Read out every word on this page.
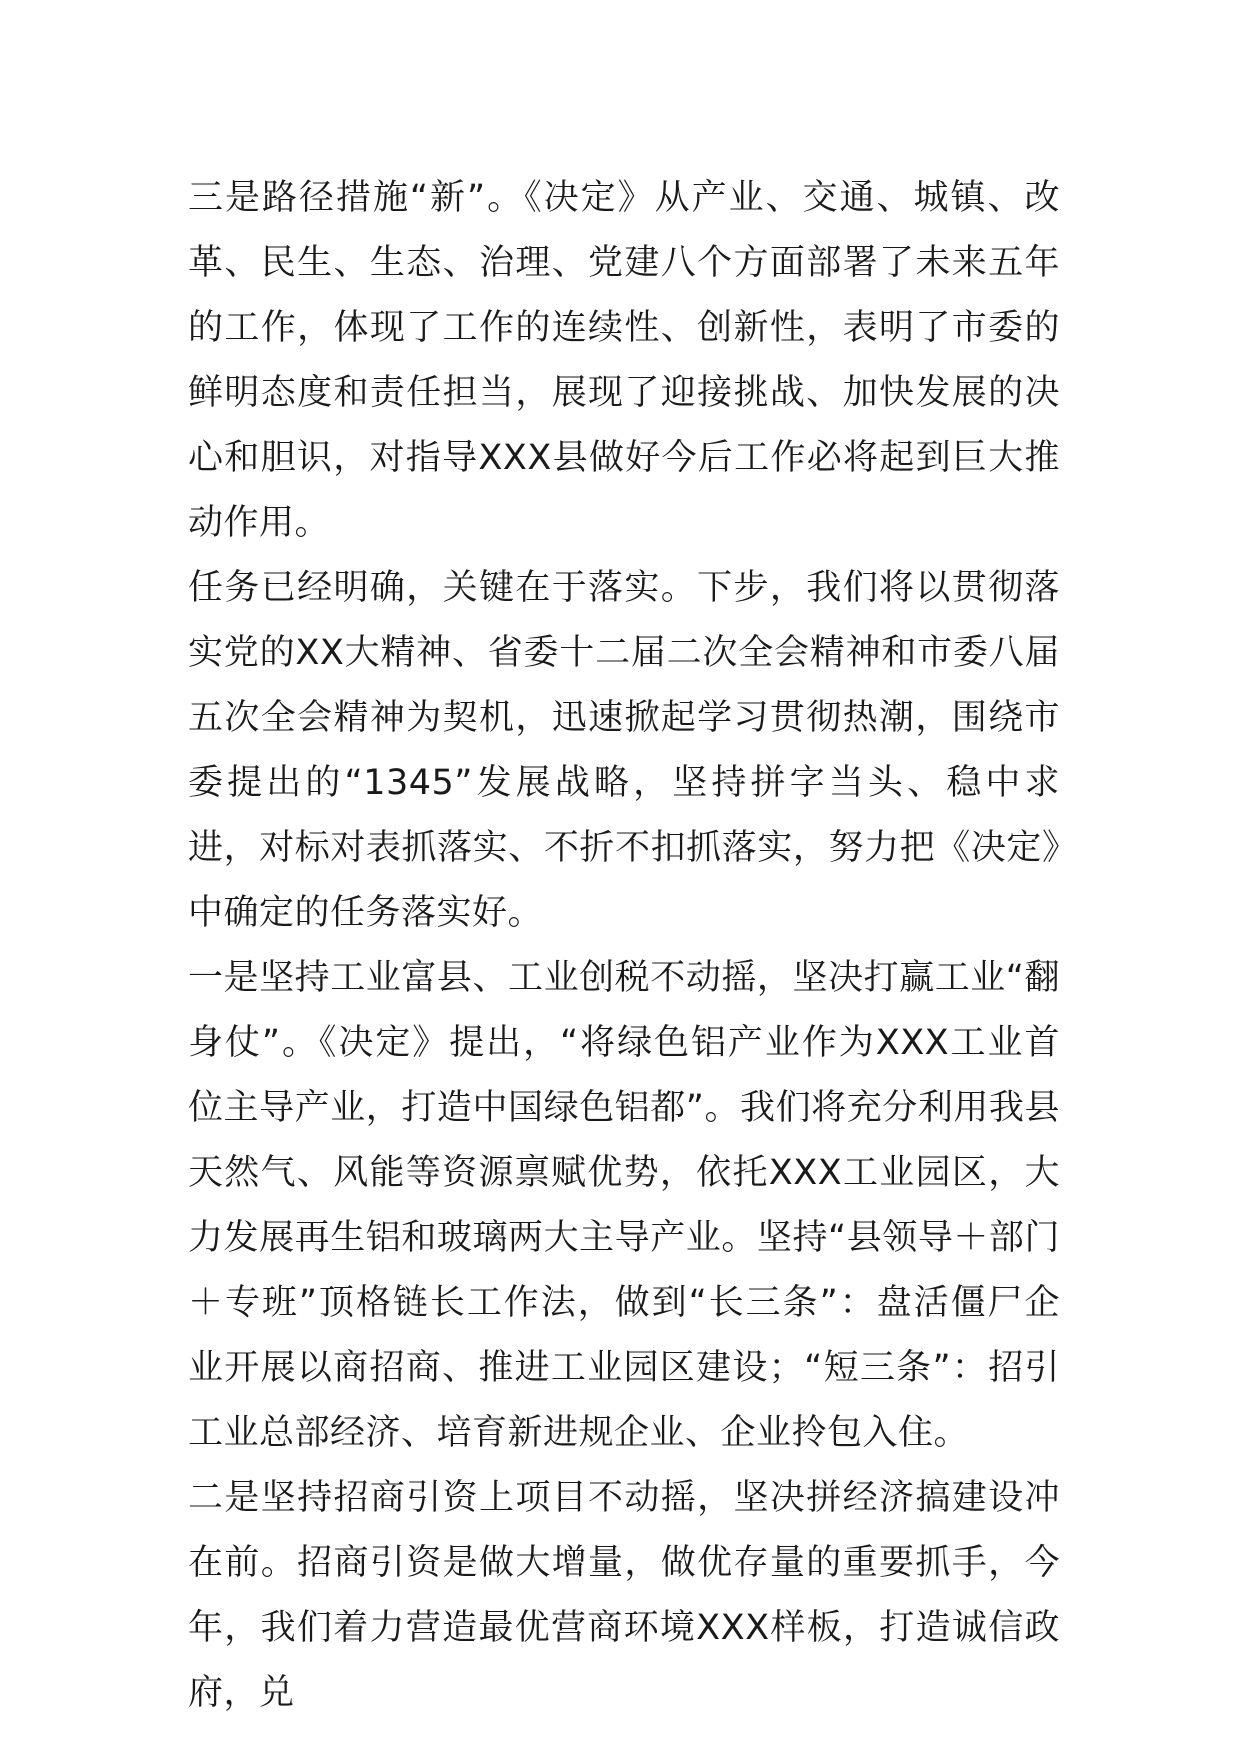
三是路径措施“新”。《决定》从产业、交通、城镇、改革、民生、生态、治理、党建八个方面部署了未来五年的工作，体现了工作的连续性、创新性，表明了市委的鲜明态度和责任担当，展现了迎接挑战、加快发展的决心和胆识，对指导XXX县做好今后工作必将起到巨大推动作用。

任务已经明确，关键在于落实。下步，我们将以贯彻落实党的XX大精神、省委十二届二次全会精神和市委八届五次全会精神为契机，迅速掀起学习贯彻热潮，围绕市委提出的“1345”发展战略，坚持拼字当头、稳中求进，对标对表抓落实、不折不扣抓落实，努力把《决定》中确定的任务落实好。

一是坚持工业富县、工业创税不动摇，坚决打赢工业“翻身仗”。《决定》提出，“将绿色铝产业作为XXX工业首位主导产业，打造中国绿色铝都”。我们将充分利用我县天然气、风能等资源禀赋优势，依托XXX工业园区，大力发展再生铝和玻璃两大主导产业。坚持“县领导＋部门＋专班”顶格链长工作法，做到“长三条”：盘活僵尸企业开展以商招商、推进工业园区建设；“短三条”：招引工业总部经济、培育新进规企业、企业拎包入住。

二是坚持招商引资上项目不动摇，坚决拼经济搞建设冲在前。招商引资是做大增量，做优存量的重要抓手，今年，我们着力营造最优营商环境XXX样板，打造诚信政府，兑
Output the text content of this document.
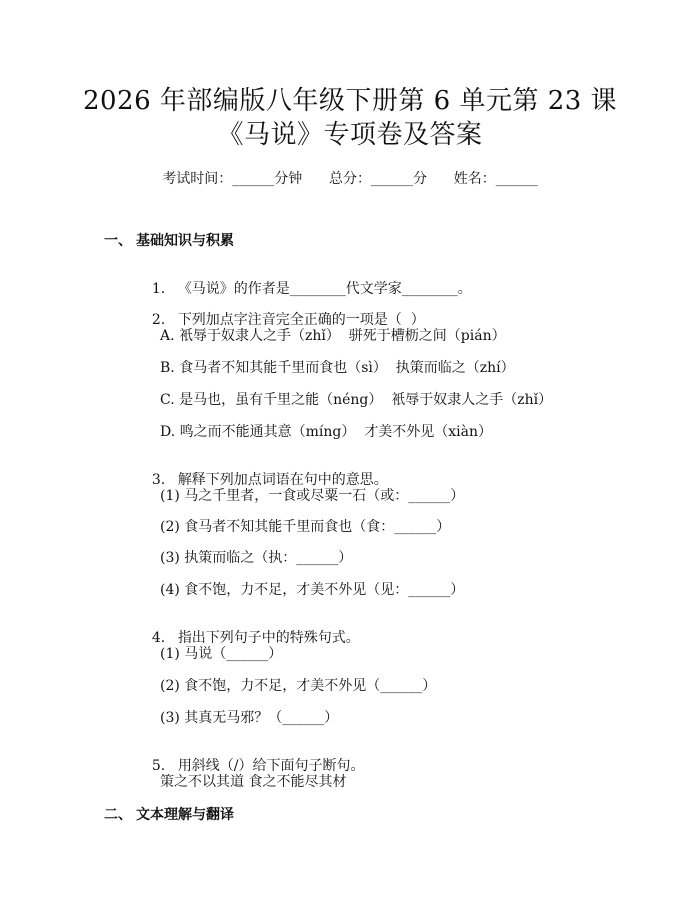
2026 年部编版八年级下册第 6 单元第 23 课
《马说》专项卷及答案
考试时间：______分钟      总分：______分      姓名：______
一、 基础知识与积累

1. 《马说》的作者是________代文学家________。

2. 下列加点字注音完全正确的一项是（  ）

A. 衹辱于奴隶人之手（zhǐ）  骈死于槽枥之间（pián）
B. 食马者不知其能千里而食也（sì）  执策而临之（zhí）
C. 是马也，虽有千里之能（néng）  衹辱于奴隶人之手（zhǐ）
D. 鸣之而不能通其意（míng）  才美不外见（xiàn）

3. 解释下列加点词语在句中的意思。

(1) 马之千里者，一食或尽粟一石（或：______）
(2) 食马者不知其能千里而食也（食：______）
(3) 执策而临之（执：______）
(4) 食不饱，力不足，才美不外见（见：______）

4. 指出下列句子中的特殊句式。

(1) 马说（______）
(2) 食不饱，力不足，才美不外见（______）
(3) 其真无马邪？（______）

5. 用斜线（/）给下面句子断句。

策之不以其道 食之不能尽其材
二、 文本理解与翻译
****
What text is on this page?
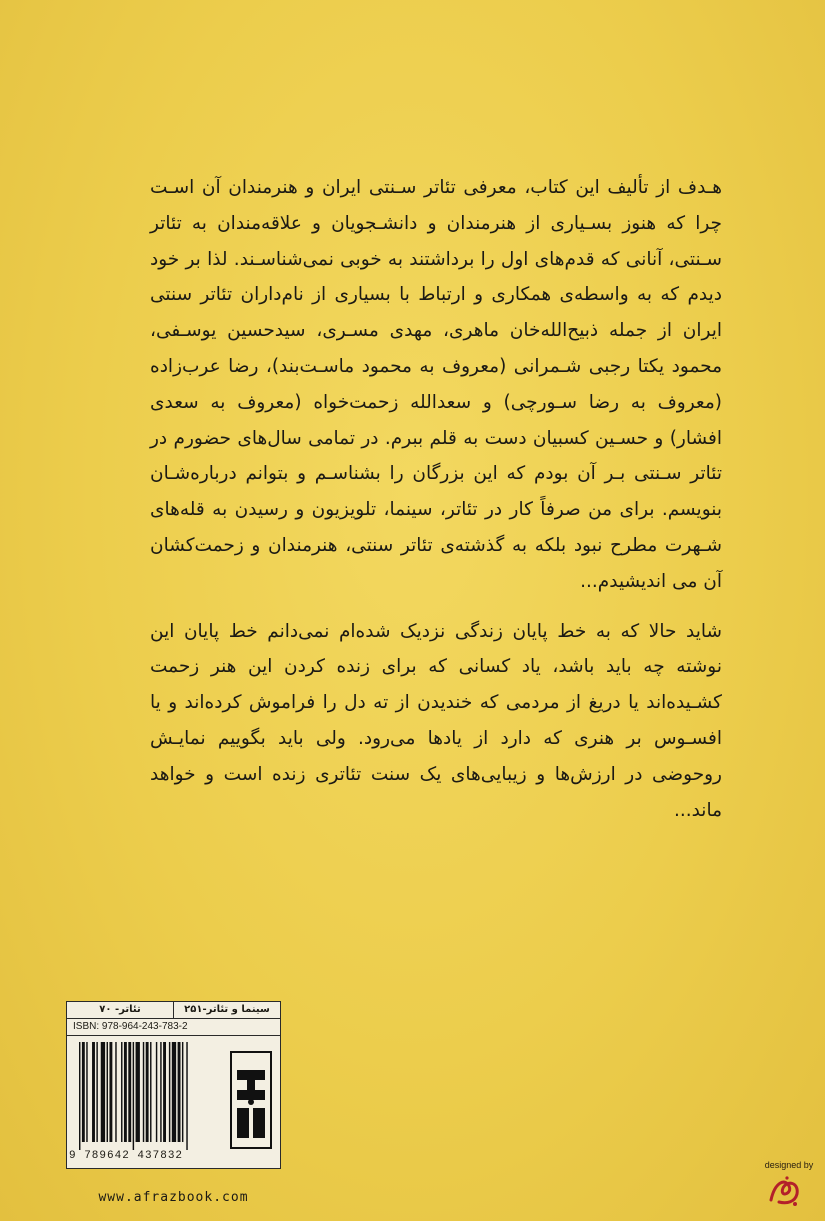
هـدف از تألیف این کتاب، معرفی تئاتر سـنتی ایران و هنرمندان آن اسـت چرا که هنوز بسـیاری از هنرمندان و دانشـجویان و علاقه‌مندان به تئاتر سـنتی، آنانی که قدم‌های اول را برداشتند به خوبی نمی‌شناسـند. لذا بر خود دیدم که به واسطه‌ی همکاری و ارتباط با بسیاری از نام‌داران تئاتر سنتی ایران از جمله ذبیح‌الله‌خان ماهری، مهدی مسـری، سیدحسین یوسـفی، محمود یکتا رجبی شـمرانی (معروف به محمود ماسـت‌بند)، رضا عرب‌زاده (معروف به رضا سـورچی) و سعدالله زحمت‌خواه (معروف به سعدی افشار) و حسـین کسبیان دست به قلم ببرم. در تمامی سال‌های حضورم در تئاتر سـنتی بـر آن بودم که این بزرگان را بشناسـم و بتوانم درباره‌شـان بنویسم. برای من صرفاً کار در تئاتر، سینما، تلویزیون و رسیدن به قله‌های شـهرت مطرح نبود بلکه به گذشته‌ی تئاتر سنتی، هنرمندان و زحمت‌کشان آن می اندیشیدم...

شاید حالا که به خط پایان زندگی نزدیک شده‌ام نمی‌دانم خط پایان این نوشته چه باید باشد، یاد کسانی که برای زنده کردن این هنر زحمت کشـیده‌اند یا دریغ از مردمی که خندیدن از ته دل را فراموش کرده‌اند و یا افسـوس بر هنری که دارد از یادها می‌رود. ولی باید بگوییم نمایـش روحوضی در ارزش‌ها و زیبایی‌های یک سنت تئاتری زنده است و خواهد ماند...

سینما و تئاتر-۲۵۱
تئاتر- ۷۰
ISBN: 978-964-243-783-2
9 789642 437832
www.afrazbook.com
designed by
****
STATED GOAL:
Report each line of the material above where the word "才美不外见" appears.

RESPONSE TO THIS EXERCISE:
D. 鸣之而不能通其意（míng）  才美不外见（xiàn）
(4) 食不饱，力不足，才美不外见（见：______）
(2) 食不饱，力不足，才美不外见（______）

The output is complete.